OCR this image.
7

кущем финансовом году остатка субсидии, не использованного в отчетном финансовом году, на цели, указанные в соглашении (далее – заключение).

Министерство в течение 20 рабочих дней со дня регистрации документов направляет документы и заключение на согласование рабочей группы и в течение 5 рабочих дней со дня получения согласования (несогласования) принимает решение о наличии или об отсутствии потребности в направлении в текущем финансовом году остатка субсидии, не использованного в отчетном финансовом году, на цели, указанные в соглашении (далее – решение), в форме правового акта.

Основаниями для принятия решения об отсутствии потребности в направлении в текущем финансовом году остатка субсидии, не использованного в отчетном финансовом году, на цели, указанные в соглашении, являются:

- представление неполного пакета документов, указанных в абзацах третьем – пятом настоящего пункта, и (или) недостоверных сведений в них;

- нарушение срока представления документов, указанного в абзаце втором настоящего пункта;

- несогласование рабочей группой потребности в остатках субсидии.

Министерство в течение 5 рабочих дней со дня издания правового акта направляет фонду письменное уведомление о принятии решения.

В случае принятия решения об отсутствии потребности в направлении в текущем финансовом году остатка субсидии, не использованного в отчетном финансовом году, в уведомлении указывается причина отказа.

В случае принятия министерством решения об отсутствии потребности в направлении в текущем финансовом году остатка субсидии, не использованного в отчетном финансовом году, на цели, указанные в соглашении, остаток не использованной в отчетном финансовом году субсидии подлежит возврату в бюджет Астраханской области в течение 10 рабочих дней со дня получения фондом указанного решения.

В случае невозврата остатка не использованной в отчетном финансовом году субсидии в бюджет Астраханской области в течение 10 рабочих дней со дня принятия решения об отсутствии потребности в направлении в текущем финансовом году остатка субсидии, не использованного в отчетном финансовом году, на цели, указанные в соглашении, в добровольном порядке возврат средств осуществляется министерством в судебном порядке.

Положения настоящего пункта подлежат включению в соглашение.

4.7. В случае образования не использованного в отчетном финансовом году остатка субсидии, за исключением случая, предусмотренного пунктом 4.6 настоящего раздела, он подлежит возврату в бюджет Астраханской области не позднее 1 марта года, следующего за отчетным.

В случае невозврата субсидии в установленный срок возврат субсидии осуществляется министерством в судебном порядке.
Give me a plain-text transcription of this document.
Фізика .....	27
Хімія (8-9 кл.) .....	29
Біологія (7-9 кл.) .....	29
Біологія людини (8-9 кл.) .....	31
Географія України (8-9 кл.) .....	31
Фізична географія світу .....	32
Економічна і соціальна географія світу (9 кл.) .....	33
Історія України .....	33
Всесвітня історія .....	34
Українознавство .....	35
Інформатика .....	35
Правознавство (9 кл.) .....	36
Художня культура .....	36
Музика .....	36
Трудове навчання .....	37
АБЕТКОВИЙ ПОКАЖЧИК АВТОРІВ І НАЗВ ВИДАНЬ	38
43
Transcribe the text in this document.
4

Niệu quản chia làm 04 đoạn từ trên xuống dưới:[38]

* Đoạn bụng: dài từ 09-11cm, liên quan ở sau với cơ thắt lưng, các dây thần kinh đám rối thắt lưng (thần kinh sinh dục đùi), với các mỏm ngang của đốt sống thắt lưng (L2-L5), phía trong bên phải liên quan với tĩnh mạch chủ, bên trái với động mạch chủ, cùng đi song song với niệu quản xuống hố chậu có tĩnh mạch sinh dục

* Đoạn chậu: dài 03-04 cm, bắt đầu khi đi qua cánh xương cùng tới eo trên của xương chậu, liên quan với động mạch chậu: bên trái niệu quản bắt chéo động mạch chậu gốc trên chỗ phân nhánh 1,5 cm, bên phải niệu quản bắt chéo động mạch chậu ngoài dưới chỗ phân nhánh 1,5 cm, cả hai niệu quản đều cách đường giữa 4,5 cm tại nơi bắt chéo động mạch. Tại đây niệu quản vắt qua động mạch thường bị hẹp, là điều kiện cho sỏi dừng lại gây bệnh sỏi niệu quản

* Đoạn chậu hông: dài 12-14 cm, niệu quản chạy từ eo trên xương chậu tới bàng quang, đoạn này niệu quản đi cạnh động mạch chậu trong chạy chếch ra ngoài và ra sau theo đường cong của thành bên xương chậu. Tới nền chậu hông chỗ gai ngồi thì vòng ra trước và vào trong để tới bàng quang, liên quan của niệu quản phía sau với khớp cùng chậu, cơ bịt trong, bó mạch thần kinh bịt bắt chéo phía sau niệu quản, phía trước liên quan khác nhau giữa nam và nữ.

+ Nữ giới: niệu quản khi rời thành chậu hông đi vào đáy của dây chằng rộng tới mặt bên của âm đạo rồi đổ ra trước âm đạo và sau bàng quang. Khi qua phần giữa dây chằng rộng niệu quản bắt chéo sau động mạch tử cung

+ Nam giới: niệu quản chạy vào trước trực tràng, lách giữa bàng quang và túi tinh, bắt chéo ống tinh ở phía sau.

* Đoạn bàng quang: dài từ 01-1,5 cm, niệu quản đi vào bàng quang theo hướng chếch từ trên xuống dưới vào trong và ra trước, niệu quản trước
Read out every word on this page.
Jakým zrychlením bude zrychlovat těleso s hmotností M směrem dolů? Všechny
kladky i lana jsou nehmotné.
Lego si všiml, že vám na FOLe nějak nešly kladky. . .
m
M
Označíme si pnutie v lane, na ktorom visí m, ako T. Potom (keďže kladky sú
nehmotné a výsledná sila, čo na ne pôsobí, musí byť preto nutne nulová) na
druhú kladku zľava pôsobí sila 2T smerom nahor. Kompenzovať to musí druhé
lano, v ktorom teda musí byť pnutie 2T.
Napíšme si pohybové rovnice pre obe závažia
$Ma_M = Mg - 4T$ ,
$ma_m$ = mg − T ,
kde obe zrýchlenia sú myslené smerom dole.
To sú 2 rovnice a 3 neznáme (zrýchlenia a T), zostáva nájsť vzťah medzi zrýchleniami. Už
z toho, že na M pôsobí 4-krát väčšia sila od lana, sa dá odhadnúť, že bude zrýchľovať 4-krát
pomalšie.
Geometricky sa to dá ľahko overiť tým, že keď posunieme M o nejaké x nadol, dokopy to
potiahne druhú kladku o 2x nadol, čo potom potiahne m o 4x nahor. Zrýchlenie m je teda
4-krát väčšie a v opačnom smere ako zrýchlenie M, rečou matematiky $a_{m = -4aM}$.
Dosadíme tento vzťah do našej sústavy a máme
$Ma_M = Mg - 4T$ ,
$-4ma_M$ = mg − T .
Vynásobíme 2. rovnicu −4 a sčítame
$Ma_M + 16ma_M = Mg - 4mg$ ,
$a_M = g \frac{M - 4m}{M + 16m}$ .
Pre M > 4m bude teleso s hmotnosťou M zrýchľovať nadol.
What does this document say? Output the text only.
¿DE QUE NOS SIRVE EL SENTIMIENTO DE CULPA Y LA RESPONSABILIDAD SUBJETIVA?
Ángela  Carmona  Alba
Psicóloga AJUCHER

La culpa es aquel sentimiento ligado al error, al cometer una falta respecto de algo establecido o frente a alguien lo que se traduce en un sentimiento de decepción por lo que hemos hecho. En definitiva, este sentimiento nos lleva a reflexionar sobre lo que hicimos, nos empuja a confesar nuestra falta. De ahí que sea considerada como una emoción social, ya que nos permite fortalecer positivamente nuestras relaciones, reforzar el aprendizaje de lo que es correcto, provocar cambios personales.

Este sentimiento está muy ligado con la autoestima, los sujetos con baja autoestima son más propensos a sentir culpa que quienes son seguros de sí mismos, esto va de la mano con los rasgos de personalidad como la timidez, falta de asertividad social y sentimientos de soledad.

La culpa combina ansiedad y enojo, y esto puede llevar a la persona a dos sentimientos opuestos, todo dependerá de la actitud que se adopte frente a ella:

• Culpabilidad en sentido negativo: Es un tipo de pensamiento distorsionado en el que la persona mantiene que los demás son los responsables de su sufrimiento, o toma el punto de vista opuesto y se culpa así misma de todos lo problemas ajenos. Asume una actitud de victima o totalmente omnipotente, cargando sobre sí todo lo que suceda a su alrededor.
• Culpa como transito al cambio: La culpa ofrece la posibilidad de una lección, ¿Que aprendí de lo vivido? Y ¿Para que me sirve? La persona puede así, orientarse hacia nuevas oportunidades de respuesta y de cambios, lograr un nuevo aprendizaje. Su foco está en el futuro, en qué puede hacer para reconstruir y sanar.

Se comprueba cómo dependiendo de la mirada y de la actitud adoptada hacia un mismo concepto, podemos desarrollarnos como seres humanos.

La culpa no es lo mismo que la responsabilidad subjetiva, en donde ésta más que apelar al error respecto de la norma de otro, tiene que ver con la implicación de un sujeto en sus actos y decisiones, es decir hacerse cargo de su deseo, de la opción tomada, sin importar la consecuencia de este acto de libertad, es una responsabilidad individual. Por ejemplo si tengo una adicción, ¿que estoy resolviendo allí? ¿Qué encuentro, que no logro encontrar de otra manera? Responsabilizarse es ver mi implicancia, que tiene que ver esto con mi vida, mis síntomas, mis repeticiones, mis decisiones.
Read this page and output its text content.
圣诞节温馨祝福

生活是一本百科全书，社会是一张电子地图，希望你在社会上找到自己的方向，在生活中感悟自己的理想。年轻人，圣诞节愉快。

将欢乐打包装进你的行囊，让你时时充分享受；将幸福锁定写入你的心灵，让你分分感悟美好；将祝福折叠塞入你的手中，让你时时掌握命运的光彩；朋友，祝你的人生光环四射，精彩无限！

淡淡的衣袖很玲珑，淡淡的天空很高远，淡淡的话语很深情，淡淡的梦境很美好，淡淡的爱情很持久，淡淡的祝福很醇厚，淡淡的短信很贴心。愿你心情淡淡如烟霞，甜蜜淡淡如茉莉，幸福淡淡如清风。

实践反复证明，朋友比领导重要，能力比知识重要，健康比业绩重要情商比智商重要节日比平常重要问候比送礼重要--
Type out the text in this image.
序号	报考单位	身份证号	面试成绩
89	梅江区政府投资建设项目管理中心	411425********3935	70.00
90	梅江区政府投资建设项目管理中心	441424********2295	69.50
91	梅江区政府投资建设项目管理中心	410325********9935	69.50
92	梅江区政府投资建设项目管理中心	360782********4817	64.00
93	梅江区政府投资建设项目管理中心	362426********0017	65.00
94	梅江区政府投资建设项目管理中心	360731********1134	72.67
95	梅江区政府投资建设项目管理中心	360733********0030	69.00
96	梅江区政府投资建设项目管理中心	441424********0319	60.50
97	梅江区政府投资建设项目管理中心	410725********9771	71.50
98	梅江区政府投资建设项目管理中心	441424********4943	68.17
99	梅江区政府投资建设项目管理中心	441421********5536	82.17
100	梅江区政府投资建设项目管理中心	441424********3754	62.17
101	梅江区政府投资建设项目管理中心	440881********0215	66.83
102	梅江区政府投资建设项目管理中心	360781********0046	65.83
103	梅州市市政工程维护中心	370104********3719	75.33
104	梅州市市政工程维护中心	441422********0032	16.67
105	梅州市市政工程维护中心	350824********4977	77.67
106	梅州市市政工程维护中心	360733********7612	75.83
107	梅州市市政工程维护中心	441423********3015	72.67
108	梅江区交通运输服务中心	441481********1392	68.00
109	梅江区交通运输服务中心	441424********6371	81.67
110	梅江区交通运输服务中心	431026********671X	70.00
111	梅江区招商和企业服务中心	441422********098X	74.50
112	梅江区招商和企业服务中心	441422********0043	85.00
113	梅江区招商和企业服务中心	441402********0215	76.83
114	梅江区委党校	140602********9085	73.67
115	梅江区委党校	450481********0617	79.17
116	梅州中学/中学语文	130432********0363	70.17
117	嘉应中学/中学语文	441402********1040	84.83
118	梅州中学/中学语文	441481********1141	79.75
★ ★ ★
Set down nothing but the lines from the one with "Read this page and output its text content." through the end of the records, keeping each line exactly as written and including both ends.

▶ [Finished exercise]:
Read this page and output its text content.
圣诞节温馨祝福

生活是一本百科全书，社会是一张电子地图，希望你在社会上找到自己的方向，在生活中感悟自己的理想。年轻人，圣诞节愉快。

将欢乐打包装进你的行囊，让你时时充分享受；将幸福锁定写入你的心灵，让你分分感悟美好；将祝福折叠塞入你的手中，让你时时掌握命运的光彩；朋友，祝你的人生光环四射，精彩无限！

淡淡的衣袖很玲珑，淡淡的天空很高远，淡淡的话语很深情，淡淡的梦境很美好，淡淡的爱情很持久，淡淡的祝福很醇厚，淡淡的短信很贴心。愿你心情淡淡如烟霞，甜蜜淡淡如茉莉，幸福淡淡如清风。

实践反复证明，朋友比领导重要，能力比知识重要，健康比业绩重要情商比智商重要节日比平常重要问候比送礼重要--
Type out the text in this image.
序号	报考单位	身份证号	面试成绩
89	梅江区政府投资建设项目管理中心	411425********3935	70.00
90	梅江区政府投资建设项目管理中心	441424********2295	69.50
91	梅江区政府投资建设项目管理中心	410325********9935	69.50
92	梅江区政府投资建设项目管理中心	360782********4817	64.00
93	梅江区政府投资建设项目管理中心	362426********0017	65.00
94	梅江区政府投资建设项目管理中心	360731********1134	72.67
95	梅江区政府投资建设项目管理中心	360733********0030	69.00
96	梅江区政府投资建设项目管理中心	441424********0319	60.50
97	梅江区政府投资建设项目管理中心	410725********9771	71.50
98	梅江区政府投资建设项目管理中心	441424********4943	68.17
99	梅江区政府投资建设项目管理中心	441421********5536	82.17
100	梅江区政府投资建设项目管理中心	441424********3754	62.17
101	梅江区政府投资建设项目管理中心	440881********0215	66.83
102	梅江区政府投资建设项目管理中心	360781********0046	65.83
103	梅州市市政工程维护中心	370104********3719	75.33
104	梅州市市政工程维护中心	441422********0032	16.67
105	梅州市市政工程维护中心	350824********4977	77.67
106	梅州市市政工程维护中心	360733********7612	75.83
107	梅州市市政工程维护中心	441423********3015	72.67
108	梅江区交通运输服务中心	441481********1392	68.00
109	梅江区交通运输服务中心	441424********6371	81.67
110	梅江区交通运输服务中心	431026********671X	70.00
111	梅江区招商和企业服务中心	441422********098X	74.50
112	梅江区招商和企业服务中心	441422********0043	85.00
113	梅江区招商和企业服务中心	441402********0215	76.83
114	梅江区委党校	140602********9085	73.67
115	梅江区委党校	450481********0617	79.17
116	梅州中学/中学语文	130432********0363	70.17
117	嘉应中学/中学语文	441402********1040	84.83
118	梅州中学/中学语文	441481********1141	79.75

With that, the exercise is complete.